- [本文]:
++++++

尿管は蠕動運動によって尿を排泄しますが、腎盂からの尿の流出は完全に重力によって起こっています。臥位状態の患者では、この重力による排泄が消失し腎杯での尿排泄の停滞を引き起こします。これは結石形成および感染の要因となります。尿瓶などに仰臥位で排尿を行わなければならない場合、膀胱排出も不完全となるため、これらのリスクは、寝返りを頻繁に繰り返すこと、椅子に座ること、尿瓶でなくトイレまたはポータブルトイレを使用することによって軽減することができます。適切な水分摂取および神経因性膀胱では間欠導尿を行うことで、予防効果が高まります。

心臓および循環系

他の筋肉と同様に、活動量が低下すると、心臓も廃用性に萎縮します。NASAの研究によると、3週間の安静臥床後には、一回拍出量が減少し、心拍数は毎分10回上昇、運動後の心拍数は臥床前よりも40増加しました。そこから元の状態に戻るには、5~10週間の激しいトレーニングが必要でした。

++++++

収集したデータ項目:
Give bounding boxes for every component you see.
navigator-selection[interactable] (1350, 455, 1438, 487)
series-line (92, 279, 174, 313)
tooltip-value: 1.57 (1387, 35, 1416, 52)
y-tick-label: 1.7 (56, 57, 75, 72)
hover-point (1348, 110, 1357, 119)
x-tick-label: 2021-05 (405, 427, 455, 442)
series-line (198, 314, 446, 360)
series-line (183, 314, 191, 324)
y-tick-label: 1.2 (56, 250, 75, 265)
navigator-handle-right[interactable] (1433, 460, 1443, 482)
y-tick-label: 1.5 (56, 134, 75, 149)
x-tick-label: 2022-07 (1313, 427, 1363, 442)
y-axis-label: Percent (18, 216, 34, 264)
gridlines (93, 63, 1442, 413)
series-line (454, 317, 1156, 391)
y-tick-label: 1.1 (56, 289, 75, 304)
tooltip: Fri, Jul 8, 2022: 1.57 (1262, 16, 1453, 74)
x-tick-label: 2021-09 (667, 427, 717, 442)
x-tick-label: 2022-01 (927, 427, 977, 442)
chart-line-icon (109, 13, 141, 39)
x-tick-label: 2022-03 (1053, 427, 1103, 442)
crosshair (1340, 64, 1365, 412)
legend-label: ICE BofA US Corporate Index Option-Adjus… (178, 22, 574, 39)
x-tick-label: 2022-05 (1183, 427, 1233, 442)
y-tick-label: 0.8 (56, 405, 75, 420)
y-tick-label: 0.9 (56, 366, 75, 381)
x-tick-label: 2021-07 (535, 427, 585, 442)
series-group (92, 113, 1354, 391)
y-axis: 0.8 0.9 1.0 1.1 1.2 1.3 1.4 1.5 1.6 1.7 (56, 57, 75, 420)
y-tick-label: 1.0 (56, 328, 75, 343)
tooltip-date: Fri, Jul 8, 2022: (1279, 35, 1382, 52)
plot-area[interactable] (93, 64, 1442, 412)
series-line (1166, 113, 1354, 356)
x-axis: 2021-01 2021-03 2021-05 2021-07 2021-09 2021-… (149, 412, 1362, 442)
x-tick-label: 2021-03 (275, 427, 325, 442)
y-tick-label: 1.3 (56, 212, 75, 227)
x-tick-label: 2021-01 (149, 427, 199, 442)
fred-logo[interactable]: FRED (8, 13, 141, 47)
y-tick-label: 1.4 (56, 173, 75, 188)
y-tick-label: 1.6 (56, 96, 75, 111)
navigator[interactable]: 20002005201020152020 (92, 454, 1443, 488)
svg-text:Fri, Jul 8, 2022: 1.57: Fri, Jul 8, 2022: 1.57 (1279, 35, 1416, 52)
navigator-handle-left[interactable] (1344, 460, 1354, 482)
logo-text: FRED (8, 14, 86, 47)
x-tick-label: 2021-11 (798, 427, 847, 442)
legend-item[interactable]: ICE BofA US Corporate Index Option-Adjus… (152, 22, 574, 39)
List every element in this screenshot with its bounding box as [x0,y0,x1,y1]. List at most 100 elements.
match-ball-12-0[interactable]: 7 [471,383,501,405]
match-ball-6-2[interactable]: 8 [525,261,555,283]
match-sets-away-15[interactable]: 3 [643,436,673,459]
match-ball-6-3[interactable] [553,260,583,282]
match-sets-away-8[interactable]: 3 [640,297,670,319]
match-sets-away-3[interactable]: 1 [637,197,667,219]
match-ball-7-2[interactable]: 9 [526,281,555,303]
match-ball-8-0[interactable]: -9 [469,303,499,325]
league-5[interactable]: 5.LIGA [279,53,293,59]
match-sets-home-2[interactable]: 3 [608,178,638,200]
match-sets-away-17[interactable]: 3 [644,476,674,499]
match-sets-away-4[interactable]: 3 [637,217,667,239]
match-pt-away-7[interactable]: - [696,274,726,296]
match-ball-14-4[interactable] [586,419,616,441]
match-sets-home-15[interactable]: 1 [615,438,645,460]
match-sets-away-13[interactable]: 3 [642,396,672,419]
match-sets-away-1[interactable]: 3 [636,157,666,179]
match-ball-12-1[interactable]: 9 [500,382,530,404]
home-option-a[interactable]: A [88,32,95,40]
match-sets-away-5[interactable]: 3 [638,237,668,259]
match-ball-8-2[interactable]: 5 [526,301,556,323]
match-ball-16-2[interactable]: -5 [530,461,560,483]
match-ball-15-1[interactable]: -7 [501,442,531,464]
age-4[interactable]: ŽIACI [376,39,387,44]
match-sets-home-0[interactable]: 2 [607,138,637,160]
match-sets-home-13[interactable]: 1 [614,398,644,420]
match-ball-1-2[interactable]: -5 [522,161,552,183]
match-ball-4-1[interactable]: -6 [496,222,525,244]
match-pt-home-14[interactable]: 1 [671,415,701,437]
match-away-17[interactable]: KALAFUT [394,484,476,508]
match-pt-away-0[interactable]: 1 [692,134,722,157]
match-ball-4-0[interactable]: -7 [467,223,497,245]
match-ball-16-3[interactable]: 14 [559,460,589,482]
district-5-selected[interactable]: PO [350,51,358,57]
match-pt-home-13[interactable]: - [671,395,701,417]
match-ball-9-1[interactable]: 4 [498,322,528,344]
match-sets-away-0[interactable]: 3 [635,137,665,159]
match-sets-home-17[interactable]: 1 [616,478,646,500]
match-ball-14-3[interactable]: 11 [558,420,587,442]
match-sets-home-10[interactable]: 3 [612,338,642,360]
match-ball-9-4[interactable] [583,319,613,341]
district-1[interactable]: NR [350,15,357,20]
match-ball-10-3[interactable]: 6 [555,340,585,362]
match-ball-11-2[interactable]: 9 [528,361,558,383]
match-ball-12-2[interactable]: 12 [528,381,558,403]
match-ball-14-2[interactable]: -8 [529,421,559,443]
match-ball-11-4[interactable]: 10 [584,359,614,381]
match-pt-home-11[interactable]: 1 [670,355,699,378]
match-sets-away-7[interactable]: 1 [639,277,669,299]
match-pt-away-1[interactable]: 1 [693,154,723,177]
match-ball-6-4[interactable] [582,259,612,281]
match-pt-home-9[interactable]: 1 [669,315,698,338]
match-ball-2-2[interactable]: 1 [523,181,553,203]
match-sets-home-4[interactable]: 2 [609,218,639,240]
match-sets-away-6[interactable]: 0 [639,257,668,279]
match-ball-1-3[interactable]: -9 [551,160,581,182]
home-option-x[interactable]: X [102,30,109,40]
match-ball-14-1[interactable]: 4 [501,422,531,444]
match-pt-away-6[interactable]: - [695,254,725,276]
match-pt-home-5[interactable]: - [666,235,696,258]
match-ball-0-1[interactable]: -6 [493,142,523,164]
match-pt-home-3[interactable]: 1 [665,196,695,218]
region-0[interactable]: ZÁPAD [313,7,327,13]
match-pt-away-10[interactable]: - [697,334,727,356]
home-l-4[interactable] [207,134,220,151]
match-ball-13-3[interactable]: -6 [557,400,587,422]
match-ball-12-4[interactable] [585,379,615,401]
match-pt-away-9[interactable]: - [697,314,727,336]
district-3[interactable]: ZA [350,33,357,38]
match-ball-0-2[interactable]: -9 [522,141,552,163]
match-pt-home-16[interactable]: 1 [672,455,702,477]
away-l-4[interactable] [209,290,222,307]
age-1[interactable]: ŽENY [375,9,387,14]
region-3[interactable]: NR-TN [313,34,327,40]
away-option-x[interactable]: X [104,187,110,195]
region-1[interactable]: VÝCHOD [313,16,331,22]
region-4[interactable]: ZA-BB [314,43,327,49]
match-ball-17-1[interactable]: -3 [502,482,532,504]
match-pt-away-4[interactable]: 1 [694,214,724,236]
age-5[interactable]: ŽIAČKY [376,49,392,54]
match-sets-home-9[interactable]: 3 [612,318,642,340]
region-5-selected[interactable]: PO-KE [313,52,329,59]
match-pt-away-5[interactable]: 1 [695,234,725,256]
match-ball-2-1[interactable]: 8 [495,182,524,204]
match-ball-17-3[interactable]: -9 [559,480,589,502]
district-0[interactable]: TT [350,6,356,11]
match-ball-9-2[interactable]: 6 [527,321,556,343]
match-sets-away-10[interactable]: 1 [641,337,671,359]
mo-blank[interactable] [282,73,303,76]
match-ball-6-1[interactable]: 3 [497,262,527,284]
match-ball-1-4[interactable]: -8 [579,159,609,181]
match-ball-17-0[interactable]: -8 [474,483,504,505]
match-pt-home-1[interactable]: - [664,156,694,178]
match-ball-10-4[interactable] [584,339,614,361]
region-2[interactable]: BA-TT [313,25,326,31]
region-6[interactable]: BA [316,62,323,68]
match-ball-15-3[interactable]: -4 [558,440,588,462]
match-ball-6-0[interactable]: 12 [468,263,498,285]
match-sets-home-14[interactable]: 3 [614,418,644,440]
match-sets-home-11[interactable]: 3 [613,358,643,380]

++++++

- [課題]:
本文によると、3週間の安静臥床の後、元の状態に戻るにはどれだけのトレーニングが必要でしたか。

- [解答]:
5~10週間の激しいトレーニングが必要でした。